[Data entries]
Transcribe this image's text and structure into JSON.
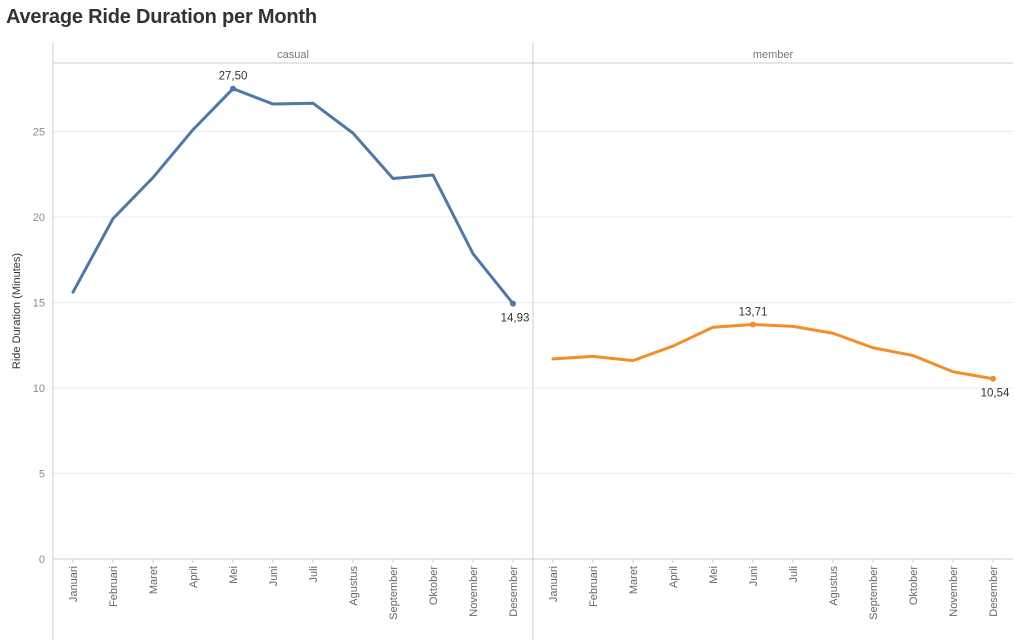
{
  "title": "Average Ride Duration per Month",
  "chart_data": {
    "type": "line",
    "title": "Average Ride Duration per Month",
    "ylabel": "Ride Duration (Minutes)",
    "xlabel": "",
    "ylim": [
      0,
      29
    ],
    "yticks": [
      "0",
      "5",
      "10",
      "15",
      "20",
      "25"
    ],
    "grid": true,
    "categories": [
      "Januari",
      "Februari",
      "Maret",
      "April",
      "Mei",
      "Juni",
      "Juli",
      "Agustus",
      "September",
      "Oktober",
      "November",
      "Desember"
    ],
    "panels": [
      {
        "name": "casual",
        "color": "#4e79a7",
        "values": [
          15.6,
          19.9,
          22.3,
          25.1,
          27.5,
          26.6,
          26.65,
          24.9,
          22.25,
          22.45,
          17.85,
          14.93
        ],
        "labels": [
          {
            "index": 4,
            "text": "27,50",
            "pos": "above"
          },
          {
            "index": 11,
            "text": "14,93",
            "pos": "below"
          }
        ]
      },
      {
        "name": "member",
        "color": "#f28e2b",
        "values": [
          11.7,
          11.85,
          11.6,
          12.45,
          13.55,
          13.71,
          13.6,
          13.2,
          12.35,
          11.9,
          10.95,
          10.54
        ],
        "labels": [
          {
            "index": 5,
            "text": "13,71",
            "pos": "above"
          },
          {
            "index": 11,
            "text": "10,54",
            "pos": "below"
          }
        ]
      }
    ]
  }
}
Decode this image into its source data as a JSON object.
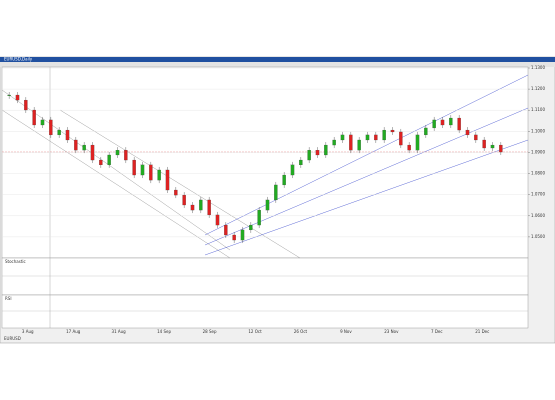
{
  "chart_data": {
    "type": "candle-line",
    "title": "EURUSD,Daily",
    "symbol": "EURUSD",
    "values": [
      1.1172,
      1.1148,
      1.1101,
      1.103,
      1.1054,
      1.0983,
      1.1006,
      1.0959,
      1.0911,
      1.0935,
      1.0864,
      1.0841,
      1.0888,
      1.0911,
      1.0864,
      1.0793,
      1.0841,
      1.0769,
      1.0817,
      1.0722,
      1.0698,
      1.0651,
      1.0627,
      1.0675,
      1.0604,
      1.0556,
      1.0509,
      1.0485,
      1.0533,
      1.0556,
      1.0627,
      1.0675,
      1.0746,
      1.0793,
      1.0841,
      1.0864,
      1.0911,
      1.0888,
      1.0935,
      1.0959,
      1.0983,
      1.0911,
      1.0959,
      1.0983,
      1.0959,
      1.1006,
      1.0997,
      1.0935,
      1.0911,
      1.0983,
      1.1016,
      1.1054,
      1.103,
      1.1063,
      1.1006,
      1.0983,
      1.0959,
      1.0921,
      1.0935,
      1.0902
    ],
    "up_color": "#22aa22",
    "down_color": "#dd2222",
    "ylim": [
      1.04,
      1.13
    ],
    "yticks": [
      {
        "value": 1.13,
        "label": "1.1300"
      },
      {
        "value": 1.12,
        "label": "1.1200"
      },
      {
        "value": 1.11,
        "label": "1.1100"
      },
      {
        "value": 1.1,
        "label": "1.1000"
      },
      {
        "value": 1.09,
        "label": "1.0900"
      },
      {
        "value": 1.08,
        "label": "1.0800"
      },
      {
        "value": 1.07,
        "label": "1.0700"
      },
      {
        "value": 1.06,
        "label": "1.0600"
      },
      {
        "value": 1.05,
        "label": "1.0500"
      }
    ],
    "xlabels": [
      "3 Aug",
      "17 Aug",
      "31 Aug",
      "14 Sep",
      "28 Sep",
      "12 Oct",
      "26 Oct",
      "9 Nov",
      "23 Nov",
      "7 Dec",
      "21 Dec"
    ],
    "grid": true,
    "oscillator_title": "Stochastic",
    "rsi_title": "RSI"
  }
}
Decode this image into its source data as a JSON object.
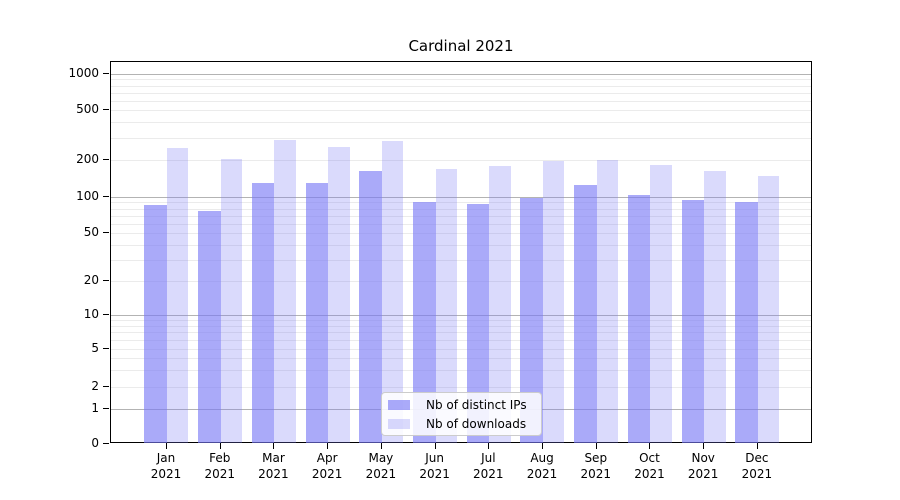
{
  "title": "Cardinal 2021",
  "chart_data": {
    "type": "bar",
    "title": "Cardinal 2021",
    "categories": [
      "Jan 2021",
      "Feb 2021",
      "Mar 2021",
      "Apr 2021",
      "May 2021",
      "Jun 2021",
      "Jul 2021",
      "Aug 2021",
      "Sep 2021",
      "Oct 2021",
      "Nov 2021",
      "Dec 2021"
    ],
    "series": [
      {
        "name": "Nb of distinct IPs",
        "color": "rgba(121,121,246,0.63)",
        "values": [
          86,
          76,
          129,
          131,
          162,
          91,
          88,
          99,
          125,
          104,
          94,
          91
        ]
      },
      {
        "name": "Nb of downloads",
        "color": "rgba(121,121,246,0.28)",
        "values": [
          250,
          205,
          290,
          255,
          285,
          170,
          179,
          196,
          200,
          182,
          163,
          148
        ]
      }
    ],
    "xlabel": "",
    "ylabel": "",
    "yscale": "symlog",
    "yticks": [
      0,
      1,
      2,
      5,
      10,
      20,
      50,
      100,
      200,
      500,
      1000
    ],
    "ylim": [
      0,
      1400
    ],
    "grid": true,
    "grid_major_color": "#b3b3b3",
    "grid_minor_color": "#ebebeb",
    "legend_position": "lower center",
    "background_color": "#ffffff",
    "text_color": "#000000"
  },
  "legend": {
    "items": [
      {
        "label": "Nb of distinct IPs"
      },
      {
        "label": "Nb of downloads"
      }
    ]
  }
}
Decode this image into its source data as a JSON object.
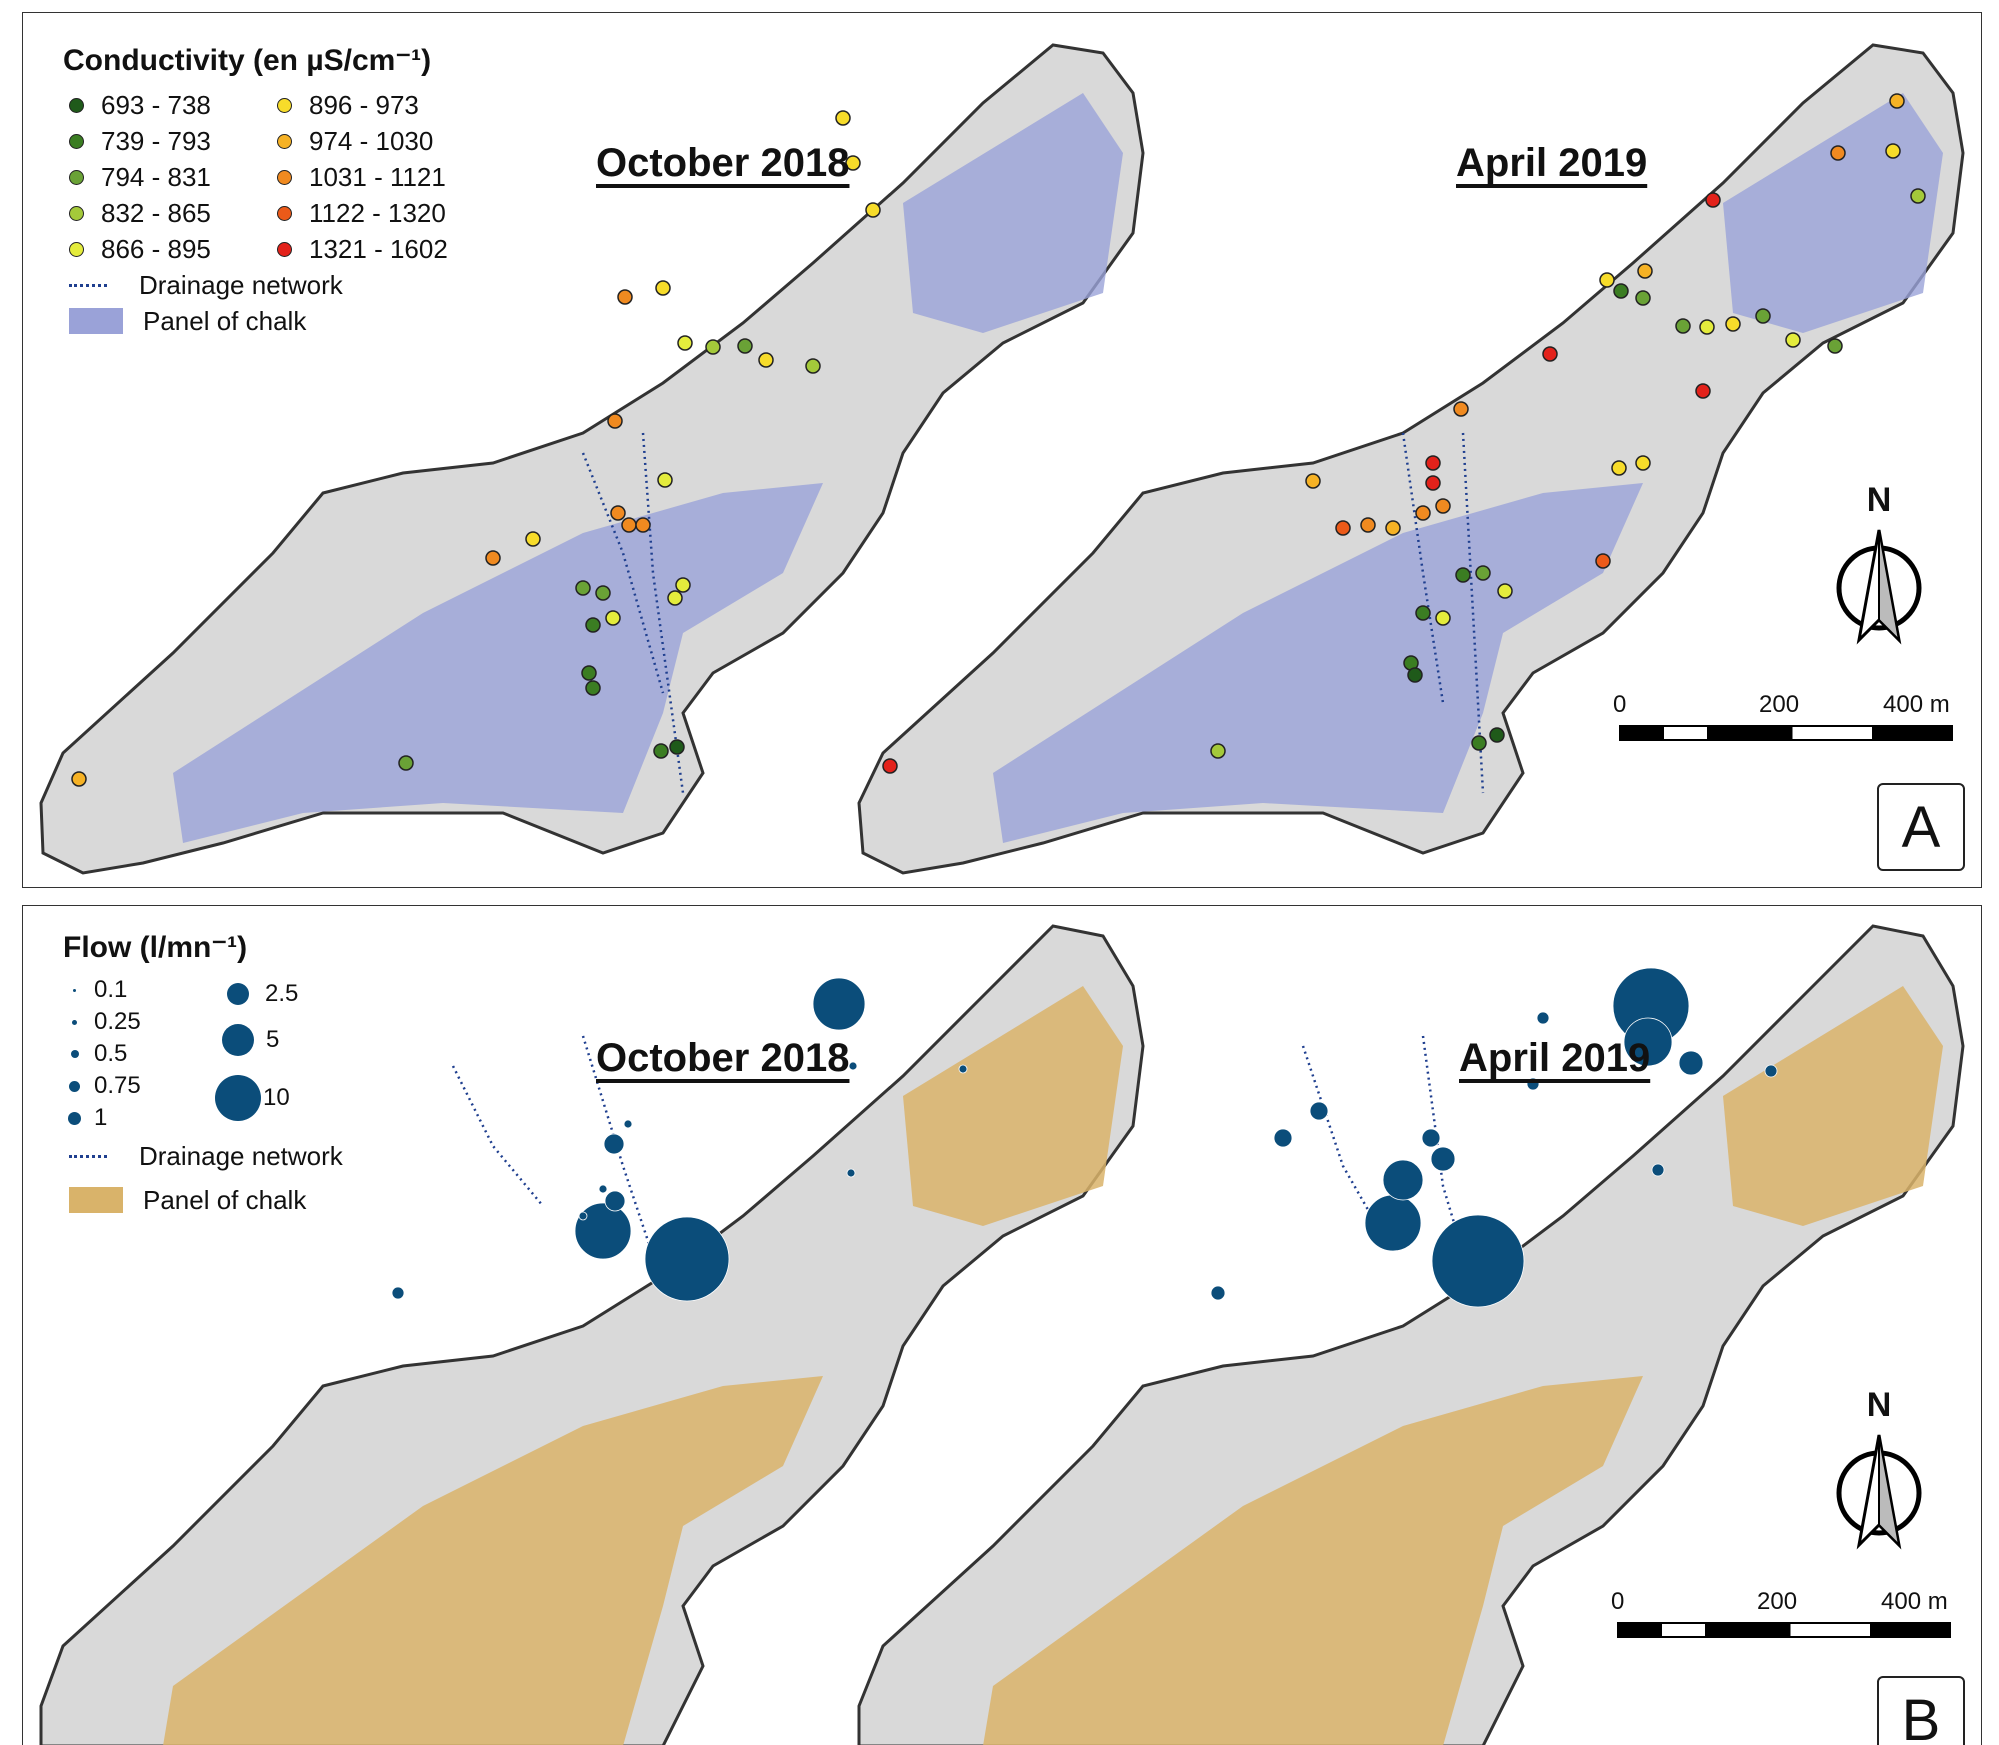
{
  "panel_a": {
    "legend_title": "Conductivity (en µS/cm⁻¹)",
    "classes": [
      {
        "label": "693 - 738",
        "color": "#1f5a1a"
      },
      {
        "label": "739 - 793",
        "color": "#3b7d22"
      },
      {
        "label": "794 - 831",
        "color": "#6aa236"
      },
      {
        "label": "832 - 865",
        "color": "#a4c93a"
      },
      {
        "label": "866 - 895",
        "color": "#e4ec3c"
      },
      {
        "label": "896 - 973",
        "color": "#f7dc2a"
      },
      {
        "label": "974 - 1030",
        "color": "#f6b225"
      },
      {
        "label": "1031 - 1121",
        "color": "#f08a20"
      },
      {
        "label": "1122 - 1320",
        "color": "#ec5a19"
      },
      {
        "label": "1321 - 1602",
        "color": "#e3221b"
      }
    ],
    "drainage_label": "Drainage network",
    "panel_label": "Panel of chalk",
    "panel_color": "#9aa2d8",
    "title_left": "October 2018",
    "title_right": "April 2019",
    "north": "N",
    "scale": {
      "s0": "0",
      "s1": "200",
      "s2": "400 m"
    },
    "letter": "A"
  },
  "panel_b": {
    "legend_title": "Flow (l/mn⁻¹)",
    "sizes_left": [
      "0.1",
      "0.25",
      "0.5",
      "0.75",
      "1"
    ],
    "sizes_right": [
      "2.5",
      "5",
      "10"
    ],
    "drainage_label": "Drainage network",
    "panel_label": "Panel of chalk",
    "panel_color": "#d9b36a",
    "bubble_color": "#0b4d7a",
    "title_left": "October 2018",
    "title_right": "April 2019",
    "north": "N",
    "scale": {
      "s0": "0",
      "s1": "200",
      "s2": "400 m"
    },
    "letter": "B"
  }
}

◆ **PROBLEM DETAILS**
Without the pictures, copy the material exactly as given.

◆ **TASK OUTPUT**
Transcribe this image's text and structure into JSON.
{
  "title": "Average Ride Duration per Month",
  "chart_data": {
    "type": "line",
    "title": "Average Ride Duration per Month",
    "ylabel": "Ride Duration (Minutes)",
    "xlabel": "",
    "ylim": [
      0,
      29
    ],
    "yticks": [
      "0",
      "5",
      "10",
      "15",
      "20",
      "25"
    ],
    "grid": true,
    "categories": [
      "Januari",
      "Februari",
      "Maret",
      "April",
      "Mei",
      "Juni",
      "Juli",
      "Agustus",
      "September",
      "Oktober",
      "November",
      "Desember"
    ],
    "panels": [
      {
        "name": "casual",
        "color": "#4e79a7",
        "values": [
          15.6,
          19.9,
          22.3,
          25.1,
          27.5,
          26.6,
          26.65,
          24.9,
          22.25,
          22.45,
          17.85,
          14.93
        ],
        "labels": [
          {
            "index": 4,
            "text": "27,50",
            "pos": "above"
          },
          {
            "index": 11,
            "text": "14,93",
            "pos": "below"
          }
        ]
      },
      {
        "name": "member",
        "color": "#f28e2b",
        "values": [
          11.7,
          11.85,
          11.6,
          12.45,
          13.55,
          13.71,
          13.6,
          13.2,
          12.35,
          11.9,
          10.95,
          10.54
        ],
        "labels": [
          {
            "index": 5,
            "text": "13,71",
            "pos": "above"
          },
          {
            "index": 11,
            "text": "10,54",
            "pos": "below"
          }
        ]
      }
    ]
  }
}
Decode this image into its source data as a JSON object.
{
  "chart_data": {
    "type": "candle-line",
    "title": "EURUSD,Daily",
    "symbol": "EURUSD",
    "values": [
      1.1172,
      1.1148,
      1.1101,
      1.103,
      1.1054,
      1.0983,
      1.1006,
      1.0959,
      1.0911,
      1.0935,
      1.0864,
      1.0841,
      1.0888,
      1.0911,
      1.0864,
      1.0793,
      1.0841,
      1.0769,
      1.0817,
      1.0722,
      1.0698,
      1.0651,
      1.0627,
      1.0675,
      1.0604,
      1.0556,
      1.0509,
      1.0485,
      1.0533,
      1.0556,
      1.0627,
      1.0675,
      1.0746,
      1.0793,
      1.0841,
      1.0864,
      1.0911,
      1.0888,
      1.0935,
      1.0959,
      1.0983,
      1.0911,
      1.0959,
      1.0983,
      1.0959,
      1.1006,
      1.0997,
      1.0935,
      1.0911,
      1.0983,
      1.1016,
      1.1054,
      1.103,
      1.1063,
      1.1006,
      1.0983,
      1.0959,
      1.0921,
      1.0935,
      1.0902
    ],
    "up_color": "#22aa22",
    "down_color": "#dd2222",
    "ylim": [
      1.04,
      1.13
    ],
    "yticks": [
      {
        "value": 1.13,
        "label": "1.1300"
      },
      {
        "value": 1.12,
        "label": "1.1200"
      },
      {
        "value": 1.11,
        "label": "1.1100"
      },
      {
        "value": 1.1,
        "label": "1.1000"
      },
      {
        "value": 1.09,
        "label": "1.0900"
      },
      {
        "value": 1.08,
        "label": "1.0800"
      },
      {
        "value": 1.07,
        "label": "1.0700"
      },
      {
        "value": 1.06,
        "label": "1.0600"
      },
      {
        "value": 1.05,
        "label": "1.0500"
      }
    ],
    "xlabels": [
      "3 Aug",
      "17 Aug",
      "31 Aug",
      "14 Sep",
      "28 Sep",
      "12 Oct",
      "26 Oct",
      "9 Nov",
      "23 Nov",
      "7 Dec",
      "21 Dec"
    ],
    "grid": true,
    "oscillator_title": "Stochastic",
    "rsi_title": "RSI"
  }
}
Decode this image into its source data as a JSON object.
{
  "title": "Cardinal 2021",
  "chart_data": {
    "type": "bar",
    "title": "Cardinal 2021",
    "categories": [
      "Jan 2021",
      "Feb 2021",
      "Mar 2021",
      "Apr 2021",
      "May 2021",
      "Jun 2021",
      "Jul 2021",
      "Aug 2021",
      "Sep 2021",
      "Oct 2021",
      "Nov 2021",
      "Dec 2021"
    ],
    "series": [
      {
        "name": "Nb of distinct IPs",
        "color": "rgba(121,121,246,0.63)",
        "values": [
          86,
          76,
          129,
          131,
          162,
          91,
          88,
          99,
          125,
          104,
          94,
          91
        ]
      },
      {
        "name": "Nb of downloads",
        "color": "rgba(121,121,246,0.28)",
        "values": [
          250,
          205,
          290,
          255,
          285,
          170,
          179,
          196,
          200,
          182,
          163,
          148
        ]
      }
    ],
    "xlabel": "",
    "ylabel": "",
    "yscale": "symlog",
    "yticks": [
      0,
      1,
      2,
      5,
      10,
      20,
      50,
      100,
      200,
      500,
      1000
    ],
    "ylim": [
      0,
      1400
    ],
    "grid": true,
    "grid_major_color": "#b3b3b3",
    "grid_minor_color": "#ebebeb",
    "legend_position": "lower center",
    "background_color": "#ffffff",
    "text_color": "#000000"
  },
  "legend": {
    "items": [
      {
        "label": "Nb of distinct IPs"
      },
      {
        "label": "Nb of downloads"
      }
    ]
  }
}
Decode this image into its source data as a JSON object.
{
  "panel_a": {
    "legend_title": "Conductivity (en µS/cm⁻¹)",
    "classes": [
      {
        "label": "693 - 738",
        "color": "#1f5a1a"
      },
      {
        "label": "739 - 793",
        "color": "#3b7d22"
      },
      {
        "label": "794 - 831",
        "color": "#6aa236"
      },
      {
        "label": "832 - 865",
        "color": "#a4c93a"
      },
      {
        "label": "866 - 895",
        "color": "#e4ec3c"
      },
      {
        "label": "896 - 973",
        "color": "#f7dc2a"
      },
      {
        "label": "974 - 1030",
        "color": "#f6b225"
      },
      {
        "label": "1031 - 1121",
        "color": "#f08a20"
      },
      {
        "label": "1122 - 1320",
        "color": "#ec5a19"
      },
      {
        "label": "1321 - 1602",
        "color": "#e3221b"
      }
    ],
    "drainage_label": "Drainage network",
    "panel_label": "Panel of chalk",
    "panel_color": "#9aa2d8",
    "title_left": "October 2018",
    "title_right": "April 2019",
    "north": "N",
    "scale": {
      "s0": "0",
      "s1": "200",
      "s2": "400 m"
    },
    "letter": "A"
  },
  "panel_b": {
    "legend_title": "Flow (l/mn⁻¹)",
    "sizes_left": [
      "0.1",
      "0.25",
      "0.5",
      "0.75",
      "1"
    ],
    "sizes_right": [
      "2.5",
      "5",
      "10"
    ],
    "drainage_label": "Drainage network",
    "panel_label": "Panel of chalk",
    "panel_color": "#d9b36a",
    "bubble_color": "#0b4d7a",
    "title_left": "October 2018",
    "title_right": "April 2019",
    "north": "N",
    "scale": {
      "s0": "0",
      "s1": "200",
      "s2": "400 m"
    },
    "letter": "B"
  }
}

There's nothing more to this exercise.